Task goal
Return the part of the excerpt on depression and physical illness that starts with "A person who" and goes on through "in older people.", copied word for word.

Excerpted passage below:

Following discharge, his sons become increasingly concerned that their father is withdrawn and quiet; he used to be such a pleasure to be with but is now irritable if anyone speaks to him. He has started to take his meals into his own room and declines to go out on family visits. The family is upset that no one from Mr Patel’s practice have visited since he was discharged, and the social care package that was promised lasted only a week, because they were told that there were sufficient family members in the house to support Mr Patel to get dressed and take his tablets. They began to agree when Mr Patel said that ‘no one cares’ and were concerned that he was not taking his tablets properly.

Depression is two to three times more common in a range of cardiovascular diseases including cardiac disease, coronary artery disease, stroke, angina, congestive heart failure, or following a heart attack [11]. Prevalence estimates vary between around 20 % and 50 % depending on the conditions studied and the assessment approach used, but the two- to threefold increase compared with controls is consistent across studies. Anxiety problems are also common in cardiovascular disease [12, 13]. Outcomes from cardiovascular care are poorer for patients with co-morbid mental health problems, even after taking severity of cardiovascular disease and patient age into account. Cardiovascular patients with depression experience 50 % more acute exacerbations per year [12] and have higher mortality rates [14]. People with diabetes who also have co-morbid mental health problems are at increased risk of poorer health outcomes and premature mortality [14].

Given the significant impact on prognosis, it is unsurprising that co-morbid mental health problems also substantially increase patients’ use of health services for their physical problems. Increased service use translates into substantial additional costs. Not only does depression increase the risk of hospital admission, but it can also cause delayed discharge, so highlighting the role of hospital clinicians in detecting depression in in-patients under their care. Case 2 illustrates the need for social care professionals not to assume that because a person is living with an extended family, they would not benefit from input. Again, the role of the primary care team in case-finding for depression in patients [15] recently discharged from hospital for their physical health problems is vital. If depression is detected in patients with physical health problems, collaborative care arrangements between primary care and mental health specialists can improve outcomes with no or limited additional net costs [16].

4 Suggestive Activities

Do you have any patients or clients who are ‘frequent attenders’ or make what you feel are unnecessary demands on your service? How could you manage them better?

A person who has had a recent hospital admission is at risk of depression: what systems do you have in place to identify this?

Key Points

  • Somatic symptoms in older people may be manifestations of an affective illness, although exclusion of physical causes needs to be more carefully considered than in younger adults.

  • The first presentation with anxiety-related symptoms in an older person may suggest a depressive illness.

  • Residual anxiety symptoms are a problematic feature in depression in older people and frequently refractory to standard drug treatments.

  • Admission of people with anxiety disorders to hospital can exacerbate their problems.

  • Hospital admission can precipitate depression in older people.

  • Collaborative care arrangements between primary care and mental health specialists can improve outcomes with no or limited additional net costs.

  • Innovative forms of liaison psychiatry demonstrate that providing better support for co-morbid mental health needs can reduce physical health care costs in acute hospitals.

  • Practitioners should be aware of the risk of depression in patients as an inpatient and then after discharge.

End of Excerpted passage.
Dataset entries below:

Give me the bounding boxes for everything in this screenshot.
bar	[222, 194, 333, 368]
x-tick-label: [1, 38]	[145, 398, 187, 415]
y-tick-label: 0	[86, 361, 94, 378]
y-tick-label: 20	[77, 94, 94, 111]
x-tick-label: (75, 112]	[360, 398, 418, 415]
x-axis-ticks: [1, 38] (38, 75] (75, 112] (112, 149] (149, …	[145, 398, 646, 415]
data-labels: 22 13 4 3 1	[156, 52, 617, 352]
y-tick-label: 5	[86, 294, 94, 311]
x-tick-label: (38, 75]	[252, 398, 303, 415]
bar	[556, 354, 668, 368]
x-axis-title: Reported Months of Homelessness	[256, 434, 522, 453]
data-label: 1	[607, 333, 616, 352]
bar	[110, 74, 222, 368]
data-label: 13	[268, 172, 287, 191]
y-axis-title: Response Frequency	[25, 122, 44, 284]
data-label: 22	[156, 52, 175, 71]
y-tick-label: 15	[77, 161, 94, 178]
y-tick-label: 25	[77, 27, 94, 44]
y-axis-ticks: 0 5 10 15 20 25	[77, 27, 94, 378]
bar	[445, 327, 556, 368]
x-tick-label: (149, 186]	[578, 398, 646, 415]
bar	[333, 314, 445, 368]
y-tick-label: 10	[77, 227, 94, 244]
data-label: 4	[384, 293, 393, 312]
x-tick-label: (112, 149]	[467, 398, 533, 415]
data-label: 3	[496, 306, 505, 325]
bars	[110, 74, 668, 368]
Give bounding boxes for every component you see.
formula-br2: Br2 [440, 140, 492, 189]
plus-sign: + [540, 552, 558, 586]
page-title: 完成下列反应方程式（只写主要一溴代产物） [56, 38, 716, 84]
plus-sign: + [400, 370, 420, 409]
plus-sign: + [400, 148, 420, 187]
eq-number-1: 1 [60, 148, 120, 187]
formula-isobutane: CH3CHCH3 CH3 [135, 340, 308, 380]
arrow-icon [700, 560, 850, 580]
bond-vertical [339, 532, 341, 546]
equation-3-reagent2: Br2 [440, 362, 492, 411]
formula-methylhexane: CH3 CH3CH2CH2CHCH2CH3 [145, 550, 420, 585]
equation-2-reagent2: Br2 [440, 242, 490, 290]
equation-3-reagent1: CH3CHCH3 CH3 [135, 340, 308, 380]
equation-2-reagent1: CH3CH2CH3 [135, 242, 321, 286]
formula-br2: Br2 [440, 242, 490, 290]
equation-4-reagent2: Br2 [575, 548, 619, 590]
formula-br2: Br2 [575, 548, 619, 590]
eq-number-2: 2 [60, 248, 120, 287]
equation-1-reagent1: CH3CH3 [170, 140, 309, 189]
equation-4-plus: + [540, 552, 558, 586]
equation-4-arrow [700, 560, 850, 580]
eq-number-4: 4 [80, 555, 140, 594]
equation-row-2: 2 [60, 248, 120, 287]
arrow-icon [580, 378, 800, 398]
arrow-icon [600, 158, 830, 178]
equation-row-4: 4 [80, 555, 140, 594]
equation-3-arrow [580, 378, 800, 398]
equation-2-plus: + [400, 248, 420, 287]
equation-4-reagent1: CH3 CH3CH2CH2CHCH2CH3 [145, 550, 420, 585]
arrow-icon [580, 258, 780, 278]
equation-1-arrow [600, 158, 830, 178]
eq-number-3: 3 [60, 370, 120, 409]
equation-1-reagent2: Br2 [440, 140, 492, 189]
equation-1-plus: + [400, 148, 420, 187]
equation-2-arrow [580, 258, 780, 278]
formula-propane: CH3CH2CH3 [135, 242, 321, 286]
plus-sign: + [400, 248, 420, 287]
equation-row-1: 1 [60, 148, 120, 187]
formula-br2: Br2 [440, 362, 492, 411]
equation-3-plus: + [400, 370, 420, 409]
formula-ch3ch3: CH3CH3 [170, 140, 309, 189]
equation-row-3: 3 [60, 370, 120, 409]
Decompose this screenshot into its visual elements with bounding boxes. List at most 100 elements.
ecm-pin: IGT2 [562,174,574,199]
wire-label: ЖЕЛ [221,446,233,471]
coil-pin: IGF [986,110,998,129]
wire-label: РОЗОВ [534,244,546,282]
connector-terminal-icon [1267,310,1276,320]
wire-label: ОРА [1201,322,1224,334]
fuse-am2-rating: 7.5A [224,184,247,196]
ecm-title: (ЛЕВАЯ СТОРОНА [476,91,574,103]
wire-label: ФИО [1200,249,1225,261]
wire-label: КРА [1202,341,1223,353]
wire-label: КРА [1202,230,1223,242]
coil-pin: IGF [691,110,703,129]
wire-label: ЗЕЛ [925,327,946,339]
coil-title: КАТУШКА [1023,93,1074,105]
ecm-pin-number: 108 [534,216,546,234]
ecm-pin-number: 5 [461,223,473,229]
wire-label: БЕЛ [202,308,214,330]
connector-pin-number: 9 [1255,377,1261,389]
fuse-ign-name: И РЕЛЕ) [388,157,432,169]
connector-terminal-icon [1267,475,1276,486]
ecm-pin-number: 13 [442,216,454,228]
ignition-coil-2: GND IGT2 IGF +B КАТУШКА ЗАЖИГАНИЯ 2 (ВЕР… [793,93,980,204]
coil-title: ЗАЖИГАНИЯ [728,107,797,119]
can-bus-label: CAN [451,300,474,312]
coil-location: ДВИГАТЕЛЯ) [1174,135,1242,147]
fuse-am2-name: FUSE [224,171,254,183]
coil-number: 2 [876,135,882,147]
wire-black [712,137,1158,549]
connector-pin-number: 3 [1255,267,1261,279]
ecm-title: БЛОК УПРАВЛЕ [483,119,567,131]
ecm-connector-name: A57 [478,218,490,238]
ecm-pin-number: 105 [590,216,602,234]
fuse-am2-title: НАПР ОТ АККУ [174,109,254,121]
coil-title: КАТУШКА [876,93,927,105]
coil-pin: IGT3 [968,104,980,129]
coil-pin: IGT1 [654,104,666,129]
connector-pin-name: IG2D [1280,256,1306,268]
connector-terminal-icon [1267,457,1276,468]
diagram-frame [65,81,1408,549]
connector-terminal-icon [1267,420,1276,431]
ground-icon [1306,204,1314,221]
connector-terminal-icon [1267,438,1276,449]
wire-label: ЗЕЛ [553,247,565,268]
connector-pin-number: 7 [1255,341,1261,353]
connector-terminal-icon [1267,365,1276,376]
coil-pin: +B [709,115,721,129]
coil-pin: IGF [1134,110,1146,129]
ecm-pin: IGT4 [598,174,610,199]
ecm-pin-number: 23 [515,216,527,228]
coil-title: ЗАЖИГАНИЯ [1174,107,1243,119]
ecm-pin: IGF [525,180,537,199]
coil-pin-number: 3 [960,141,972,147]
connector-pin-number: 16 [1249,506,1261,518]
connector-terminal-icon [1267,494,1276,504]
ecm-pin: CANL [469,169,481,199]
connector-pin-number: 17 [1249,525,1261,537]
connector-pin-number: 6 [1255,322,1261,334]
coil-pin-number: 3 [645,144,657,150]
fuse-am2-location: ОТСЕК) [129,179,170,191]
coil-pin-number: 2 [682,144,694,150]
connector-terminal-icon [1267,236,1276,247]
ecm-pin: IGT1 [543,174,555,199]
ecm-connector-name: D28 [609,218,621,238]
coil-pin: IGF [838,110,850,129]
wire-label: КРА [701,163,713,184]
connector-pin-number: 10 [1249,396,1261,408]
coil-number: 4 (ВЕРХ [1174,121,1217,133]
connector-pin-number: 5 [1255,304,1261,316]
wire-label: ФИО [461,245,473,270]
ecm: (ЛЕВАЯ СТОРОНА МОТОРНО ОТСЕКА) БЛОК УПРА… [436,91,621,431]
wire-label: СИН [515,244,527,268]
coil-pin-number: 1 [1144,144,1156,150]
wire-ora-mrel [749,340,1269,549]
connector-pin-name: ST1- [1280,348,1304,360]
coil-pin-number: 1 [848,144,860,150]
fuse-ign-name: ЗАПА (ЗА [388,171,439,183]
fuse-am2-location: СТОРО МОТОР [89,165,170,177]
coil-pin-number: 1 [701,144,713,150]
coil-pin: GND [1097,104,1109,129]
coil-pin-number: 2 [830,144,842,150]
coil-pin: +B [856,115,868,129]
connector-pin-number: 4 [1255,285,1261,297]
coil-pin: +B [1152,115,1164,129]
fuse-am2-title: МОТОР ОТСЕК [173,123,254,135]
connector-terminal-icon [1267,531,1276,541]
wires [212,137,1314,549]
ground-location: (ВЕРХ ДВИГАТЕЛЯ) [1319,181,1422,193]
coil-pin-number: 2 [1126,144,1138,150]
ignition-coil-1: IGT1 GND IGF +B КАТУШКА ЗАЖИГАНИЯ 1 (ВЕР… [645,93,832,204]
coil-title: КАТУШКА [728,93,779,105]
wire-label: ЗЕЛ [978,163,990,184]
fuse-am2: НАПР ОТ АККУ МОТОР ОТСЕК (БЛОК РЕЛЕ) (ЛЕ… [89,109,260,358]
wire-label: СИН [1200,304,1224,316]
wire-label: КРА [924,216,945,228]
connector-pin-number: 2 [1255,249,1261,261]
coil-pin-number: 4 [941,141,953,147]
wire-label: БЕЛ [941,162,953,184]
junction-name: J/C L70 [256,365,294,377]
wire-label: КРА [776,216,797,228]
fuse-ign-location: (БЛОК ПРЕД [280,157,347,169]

End of Dataset entries.

Task solution
A person who has had a recent hospital admission is at risk of depression: what systems do you have in place to identify this?

Key Points

  • Somatic symptoms in older people may be manifestations of an affective illness, although exclusion of physical causes needs to be more carefully considered than in younger adults.

  • The first presentation with anxiety-related symptoms in an older person may suggest a depressive illness.

  • Residual anxiety symptoms are a problematic feature in depression in older people and frequently refractory to standard drug treatments.

  • Admission of people with anxiety disorders to hospital can exacerbate their problems.

  • Hospital admission can precipitate depression in older people.